[Entries from a dataset]
-=-=-

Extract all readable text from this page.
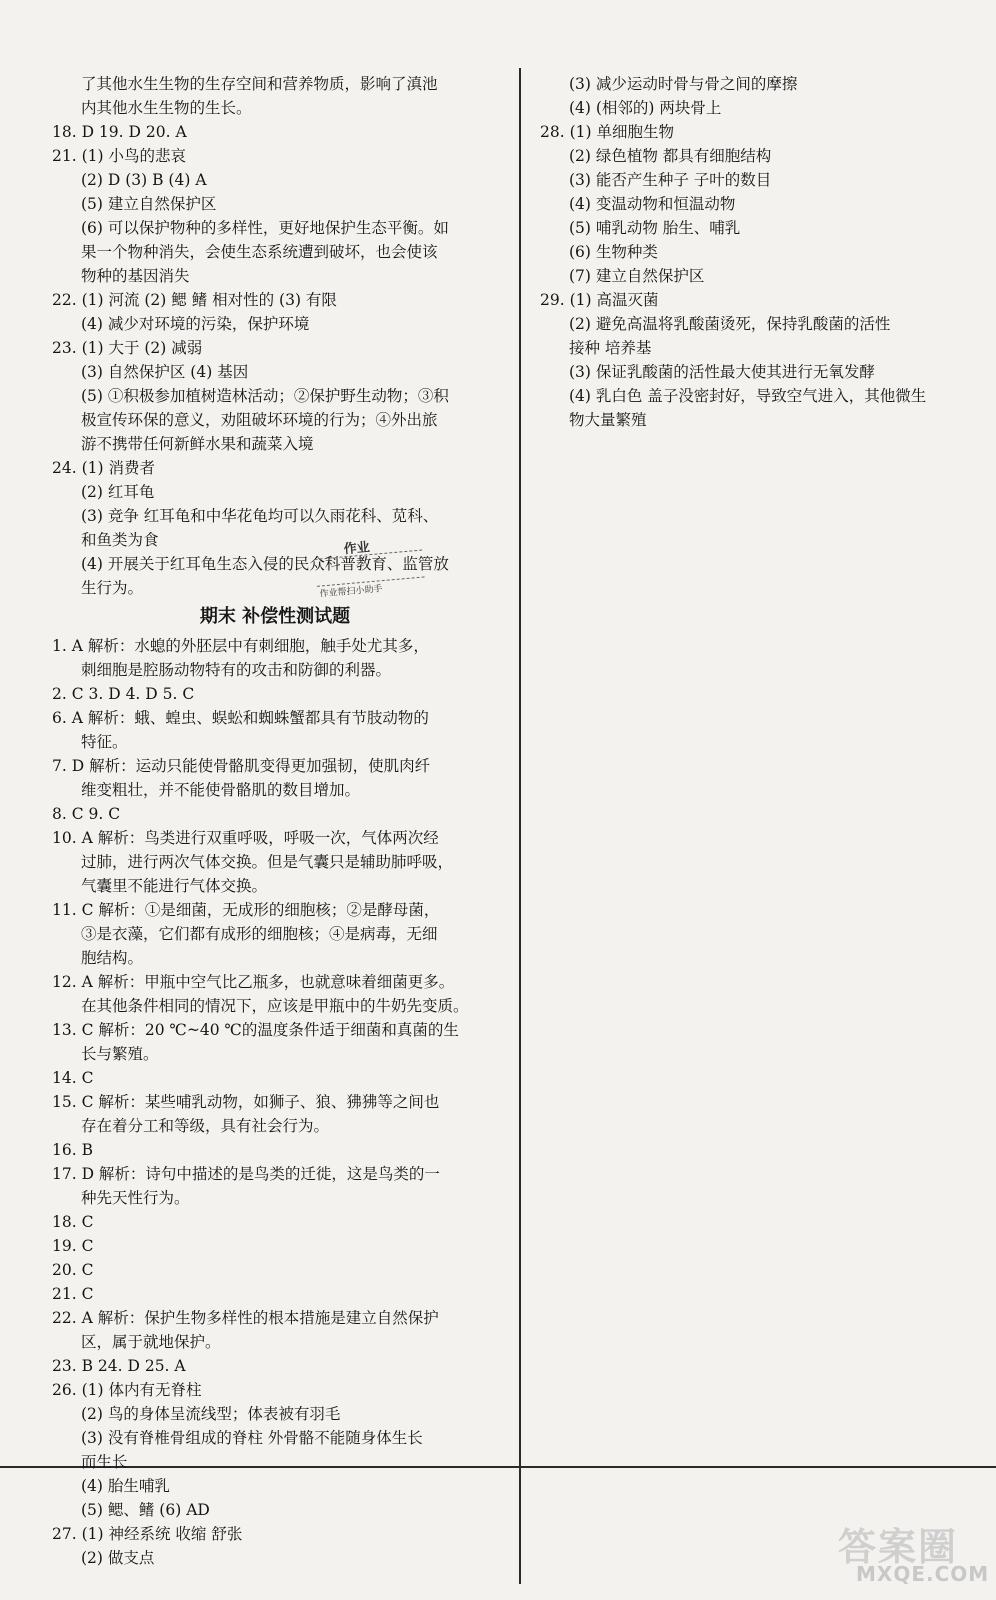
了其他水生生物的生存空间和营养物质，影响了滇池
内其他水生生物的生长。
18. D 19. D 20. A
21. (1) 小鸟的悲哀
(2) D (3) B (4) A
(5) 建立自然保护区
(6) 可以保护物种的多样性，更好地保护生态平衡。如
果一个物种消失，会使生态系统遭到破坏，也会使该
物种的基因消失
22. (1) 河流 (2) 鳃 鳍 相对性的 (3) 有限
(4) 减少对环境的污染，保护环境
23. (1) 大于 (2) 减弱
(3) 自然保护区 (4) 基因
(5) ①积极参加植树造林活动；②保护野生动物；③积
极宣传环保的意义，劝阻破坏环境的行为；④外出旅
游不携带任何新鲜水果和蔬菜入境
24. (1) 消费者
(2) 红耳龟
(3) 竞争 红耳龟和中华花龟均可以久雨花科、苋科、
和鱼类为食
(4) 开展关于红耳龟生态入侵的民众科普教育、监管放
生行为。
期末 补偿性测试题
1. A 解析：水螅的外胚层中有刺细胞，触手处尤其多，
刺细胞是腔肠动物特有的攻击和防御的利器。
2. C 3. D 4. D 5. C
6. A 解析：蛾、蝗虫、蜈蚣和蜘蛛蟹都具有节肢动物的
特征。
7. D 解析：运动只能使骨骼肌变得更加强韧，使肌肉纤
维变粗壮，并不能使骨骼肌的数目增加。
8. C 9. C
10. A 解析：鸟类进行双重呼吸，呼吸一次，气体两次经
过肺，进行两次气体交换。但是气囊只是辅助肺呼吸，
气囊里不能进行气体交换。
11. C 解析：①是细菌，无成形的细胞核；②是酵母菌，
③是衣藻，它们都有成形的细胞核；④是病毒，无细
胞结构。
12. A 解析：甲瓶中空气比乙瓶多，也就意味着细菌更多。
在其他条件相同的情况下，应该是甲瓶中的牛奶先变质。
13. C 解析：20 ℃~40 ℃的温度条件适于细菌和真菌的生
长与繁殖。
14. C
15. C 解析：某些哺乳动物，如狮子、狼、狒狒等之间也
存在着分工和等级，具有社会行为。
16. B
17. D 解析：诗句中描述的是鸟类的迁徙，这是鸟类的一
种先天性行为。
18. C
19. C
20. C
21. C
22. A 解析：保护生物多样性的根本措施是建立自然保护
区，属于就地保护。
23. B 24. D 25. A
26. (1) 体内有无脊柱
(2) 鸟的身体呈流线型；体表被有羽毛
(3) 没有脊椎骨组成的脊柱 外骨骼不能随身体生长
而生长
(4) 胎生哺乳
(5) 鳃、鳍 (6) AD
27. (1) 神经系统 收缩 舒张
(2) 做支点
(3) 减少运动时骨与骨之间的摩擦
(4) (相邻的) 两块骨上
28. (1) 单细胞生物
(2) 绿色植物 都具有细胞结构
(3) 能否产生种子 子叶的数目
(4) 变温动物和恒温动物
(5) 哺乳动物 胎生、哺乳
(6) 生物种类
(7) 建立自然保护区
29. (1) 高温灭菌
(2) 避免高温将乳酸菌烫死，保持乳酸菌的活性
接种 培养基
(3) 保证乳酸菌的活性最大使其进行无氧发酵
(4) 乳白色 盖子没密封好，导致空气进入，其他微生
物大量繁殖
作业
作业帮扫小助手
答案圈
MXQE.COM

-=-=-

EXERCISE REQUIREMENTS: Using the data above, print every line exactly, omitting pictures.

OUTPUT:
Extract all readable text from this page.
了其他水生生物的生存空间和营养物质，影响了滇池
内其他水生生物的生长。
18. D 19. D 20. A
21. (1) 小鸟的悲哀
(2) D (3) B (4) A
(5) 建立自然保护区
(6) 可以保护物种的多样性，更好地保护生态平衡。如
果一个物种消失，会使生态系统遭到破坏，也会使该
物种的基因消失
22. (1) 河流 (2) 鳃 鳍 相对性的 (3) 有限
(4) 减少对环境的污染，保护环境
23. (1) 大于 (2) 减弱
(3) 自然保护区 (4) 基因
(5) ①积极参加植树造林活动；②保护野生动物；③积
极宣传环保的意义，劝阻破坏环境的行为；④外出旅
游不携带任何新鲜水果和蔬菜入境
24. (1) 消费者
(2) 红耳龟
(3) 竞争 红耳龟和中华花龟均可以久雨花科、苋科、
和鱼类为食
(4) 开展关于红耳龟生态入侵的民众科普教育、监管放
生行为。
期末 补偿性测试题
1. A 解析：水螅的外胚层中有刺细胞，触手处尤其多，
刺细胞是腔肠动物特有的攻击和防御的利器。
2. C 3. D 4. D 5. C
6. A 解析：蛾、蝗虫、蜈蚣和蜘蛛蟹都具有节肢动物的
特征。
7. D 解析：运动只能使骨骼肌变得更加强韧，使肌肉纤
维变粗壮，并不能使骨骼肌的数目增加。
8. C 9. C
10. A 解析：鸟类进行双重呼吸，呼吸一次，气体两次经
过肺，进行两次气体交换。但是气囊只是辅助肺呼吸，
气囊里不能进行气体交换。
11. C 解析：①是细菌，无成形的细胞核；②是酵母菌，
③是衣藻，它们都有成形的细胞核；④是病毒，无细
胞结构。
12. A 解析：甲瓶中空气比乙瓶多，也就意味着细菌更多。
在其他条件相同的情况下，应该是甲瓶中的牛奶先变质。
13. C 解析：20 ℃~40 ℃的温度条件适于细菌和真菌的生
长与繁殖。
14. C
15. C 解析：某些哺乳动物，如狮子、狼、狒狒等之间也
存在着分工和等级，具有社会行为。
16. B
17. D 解析：诗句中描述的是鸟类的迁徙，这是鸟类的一
种先天性行为。
18. C
19. C
20. C
21. C
22. A 解析：保护生物多样性的根本措施是建立自然保护
区，属于就地保护。
23. B 24. D 25. A
26. (1) 体内有无脊柱
(2) 鸟的身体呈流线型；体表被有羽毛
(3) 没有脊椎骨组成的脊柱 外骨骼不能随身体生长
而生长
(4) 胎生哺乳
(5) 鳃、鳍 (6) AD
27. (1) 神经系统 收缩 舒张
(2) 做支点
(3) 减少运动时骨与骨之间的摩擦
(4) (相邻的) 两块骨上
28. (1) 单细胞生物
(2) 绿色植物 都具有细胞结构
(3) 能否产生种子 子叶的数目
(4) 变温动物和恒温动物
(5) 哺乳动物 胎生、哺乳
(6) 生物种类
(7) 建立自然保护区
29. (1) 高温灭菌
(2) 避免高温将乳酸菌烫死，保持乳酸菌的活性
接种 培养基
(3) 保证乳酸菌的活性最大使其进行无氧发酵
(4) 乳白色 盖子没密封好，导致空气进入，其他微生
物大量繁殖
作业
作业帮扫小助手
答案圈
MXQE.COM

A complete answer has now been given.